- EXERCISE DIRECTIONS -
Scan the material below for the string "人生能有几次最难忘", and copy every line where it shows up.

Extracted data entries
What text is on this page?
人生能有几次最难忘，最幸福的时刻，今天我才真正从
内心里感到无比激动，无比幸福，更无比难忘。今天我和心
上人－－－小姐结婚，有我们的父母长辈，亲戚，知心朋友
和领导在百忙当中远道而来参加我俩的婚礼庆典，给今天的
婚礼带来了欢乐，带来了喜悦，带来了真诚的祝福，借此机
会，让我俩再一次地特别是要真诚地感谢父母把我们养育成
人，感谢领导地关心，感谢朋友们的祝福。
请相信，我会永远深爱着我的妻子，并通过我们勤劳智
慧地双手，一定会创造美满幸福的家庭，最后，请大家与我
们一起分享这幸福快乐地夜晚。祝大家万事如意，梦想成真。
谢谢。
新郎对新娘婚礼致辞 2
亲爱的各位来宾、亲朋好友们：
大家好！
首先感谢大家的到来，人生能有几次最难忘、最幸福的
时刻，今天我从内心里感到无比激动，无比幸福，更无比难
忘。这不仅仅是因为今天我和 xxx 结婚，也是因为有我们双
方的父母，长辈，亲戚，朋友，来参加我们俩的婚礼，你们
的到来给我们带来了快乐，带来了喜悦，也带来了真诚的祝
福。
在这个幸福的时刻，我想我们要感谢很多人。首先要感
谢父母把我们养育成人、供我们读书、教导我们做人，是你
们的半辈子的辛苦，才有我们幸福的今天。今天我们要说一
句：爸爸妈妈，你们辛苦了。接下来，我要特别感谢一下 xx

- TASK RESULT -
人生能有几次最难忘，最幸福的时刻，今天我才真正从
首先感谢大家的到来，人生能有几次最难忘、最幸福的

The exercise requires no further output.